**Entries taken from a collection:**
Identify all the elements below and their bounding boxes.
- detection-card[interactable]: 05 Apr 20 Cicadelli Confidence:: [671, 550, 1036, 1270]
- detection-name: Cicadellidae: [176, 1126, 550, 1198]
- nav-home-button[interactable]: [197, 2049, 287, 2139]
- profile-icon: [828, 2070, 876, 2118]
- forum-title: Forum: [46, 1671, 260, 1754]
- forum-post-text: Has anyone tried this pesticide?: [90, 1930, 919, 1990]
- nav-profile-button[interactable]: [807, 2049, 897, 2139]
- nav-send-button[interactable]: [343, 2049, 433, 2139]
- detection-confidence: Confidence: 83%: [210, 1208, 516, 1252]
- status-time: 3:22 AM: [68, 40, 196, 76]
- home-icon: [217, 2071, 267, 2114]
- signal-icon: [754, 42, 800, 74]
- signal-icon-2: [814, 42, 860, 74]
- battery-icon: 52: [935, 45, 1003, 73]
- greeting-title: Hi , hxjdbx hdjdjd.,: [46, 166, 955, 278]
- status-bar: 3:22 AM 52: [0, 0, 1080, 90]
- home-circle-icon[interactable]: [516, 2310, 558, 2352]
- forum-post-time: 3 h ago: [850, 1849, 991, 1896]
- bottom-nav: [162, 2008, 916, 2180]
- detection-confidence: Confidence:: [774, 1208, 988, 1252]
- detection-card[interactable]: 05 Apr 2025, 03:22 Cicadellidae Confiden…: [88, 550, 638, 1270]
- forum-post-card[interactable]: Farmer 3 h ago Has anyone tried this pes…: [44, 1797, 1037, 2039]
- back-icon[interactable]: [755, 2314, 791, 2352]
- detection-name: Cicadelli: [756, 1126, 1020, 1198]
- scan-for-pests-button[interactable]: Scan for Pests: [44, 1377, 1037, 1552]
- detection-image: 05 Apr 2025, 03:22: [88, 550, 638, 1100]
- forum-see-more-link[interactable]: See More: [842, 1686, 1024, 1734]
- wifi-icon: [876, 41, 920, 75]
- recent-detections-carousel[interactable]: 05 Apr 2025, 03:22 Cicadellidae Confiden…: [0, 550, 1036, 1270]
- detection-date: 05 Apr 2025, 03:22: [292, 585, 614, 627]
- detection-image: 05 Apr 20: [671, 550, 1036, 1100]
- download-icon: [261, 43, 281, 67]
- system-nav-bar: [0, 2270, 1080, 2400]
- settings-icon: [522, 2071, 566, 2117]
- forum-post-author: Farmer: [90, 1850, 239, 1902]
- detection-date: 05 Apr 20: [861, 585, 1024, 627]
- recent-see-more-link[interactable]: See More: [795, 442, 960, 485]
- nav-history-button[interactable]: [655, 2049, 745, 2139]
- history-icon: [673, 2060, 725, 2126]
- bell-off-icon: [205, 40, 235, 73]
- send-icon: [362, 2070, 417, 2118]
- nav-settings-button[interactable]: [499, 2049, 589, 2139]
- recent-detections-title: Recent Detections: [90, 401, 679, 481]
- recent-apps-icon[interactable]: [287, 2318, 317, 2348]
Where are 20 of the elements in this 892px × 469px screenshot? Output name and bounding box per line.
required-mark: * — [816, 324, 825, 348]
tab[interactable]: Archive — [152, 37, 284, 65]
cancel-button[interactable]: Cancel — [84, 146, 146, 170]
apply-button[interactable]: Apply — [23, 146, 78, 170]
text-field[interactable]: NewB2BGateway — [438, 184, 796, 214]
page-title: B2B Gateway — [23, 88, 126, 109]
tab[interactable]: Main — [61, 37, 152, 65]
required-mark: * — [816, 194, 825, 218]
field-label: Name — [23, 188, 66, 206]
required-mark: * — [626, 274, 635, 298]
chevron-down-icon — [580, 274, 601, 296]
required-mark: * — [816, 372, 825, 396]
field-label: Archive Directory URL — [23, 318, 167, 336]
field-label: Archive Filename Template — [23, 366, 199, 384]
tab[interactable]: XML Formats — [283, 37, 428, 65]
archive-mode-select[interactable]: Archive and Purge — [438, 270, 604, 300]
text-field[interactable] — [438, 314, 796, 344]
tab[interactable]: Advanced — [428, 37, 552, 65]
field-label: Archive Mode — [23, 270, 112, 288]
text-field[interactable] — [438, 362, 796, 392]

**Stated task:**
Format every line of the material starting at the first line and ending at the line that contains "- bell-off-icon: [205, 40, 235, 73]" as a numbered list, leaving out any blank lines.

**Solution to this problem:**
1. Identify all the elements below and their bounding boxes.
2. - detection-card[interactable]: 05 Apr 20 Cicadelli Confidence:: [671, 550, 1036, 1270]
3. - detection-name: Cicadellidae: [176, 1126, 550, 1198]
4. - nav-home-button[interactable]: [197, 2049, 287, 2139]
5. - profile-icon: [828, 2070, 876, 2118]
6. - forum-title: Forum: [46, 1671, 260, 1754]
7. - forum-post-text: Has anyone tried this pesticide?: [90, 1930, 919, 1990]
8. - nav-profile-button[interactable]: [807, 2049, 897, 2139]
9. - nav-send-button[interactable]: [343, 2049, 433, 2139]
10. - detection-confidence: Confidence: 83%: [210, 1208, 516, 1252]
11. - status-time: 3:22 AM: [68, 40, 196, 76]
12. - home-icon: [217, 2071, 267, 2114]
13. - signal-icon: [754, 42, 800, 74]
14. - signal-icon-2: [814, 42, 860, 74]
15. - battery-icon: 52: [935, 45, 1003, 73]
16. - greeting-title: Hi , hxjdbx hdjdjd.,: [46, 166, 955, 278]
17. - status-bar: 3:22 AM 52: [0, 0, 1080, 90]
18. - home-circle-icon[interactable]: [516, 2310, 558, 2352]
19. - forum-post-time: 3 h ago: [850, 1849, 991, 1896]
20. - bottom-nav: [162, 2008, 916, 2180]
21. - detection-confidence: Confidence:: [774, 1208, 988, 1252]
22. - detection-card[interactable]: 05 Apr 2025, 03:22 Cicadellidae Confiden…: [88, 550, 638, 1270]
23. - forum-post-card[interactable]: Farmer 3 h ago Has anyone tried this pes…: [44, 1797, 1037, 2039]
24. - back-icon[interactable]: [755, 2314, 791, 2352]
25. - detection-name: Cicadelli: [756, 1126, 1020, 1198]
26. - scan-for-pests-button[interactable]: Scan for Pests: [44, 1377, 1037, 1552]
27. - detection-image: 05 Apr 2025, 03:22: [88, 550, 638, 1100]
28. - forum-see-more-link[interactable]: See More: [842, 1686, 1024, 1734]
29. - wifi-icon: [876, 41, 920, 75]
30. - recent-detections-carousel[interactable]: 05 Apr 2025, 03:22 Cicadellidae Confiden…: [0, 550, 1036, 1270]
31. - detection-date: 05 Apr 2025, 03:22: [292, 585, 614, 627]
32. - detection-image: 05 Apr 20: [671, 550, 1036, 1100]
33. - download-icon: [261, 43, 281, 67]
34. - system-nav-bar: [0, 2270, 1080, 2400]
35. - settings-icon: [522, 2071, 566, 2117]
36. - forum-post-author: Farmer: [90, 1850, 239, 1902]
37. - detection-date: 05 Apr 20: [861, 585, 1024, 627]
38. - recent-see-more-link[interactable]: See More: [795, 442, 960, 485]
39. - nav-history-button[interactable]: [655, 2049, 745, 2139]
40. - history-icon: [673, 2060, 725, 2126]
41. - bell-off-icon: [205, 40, 235, 73]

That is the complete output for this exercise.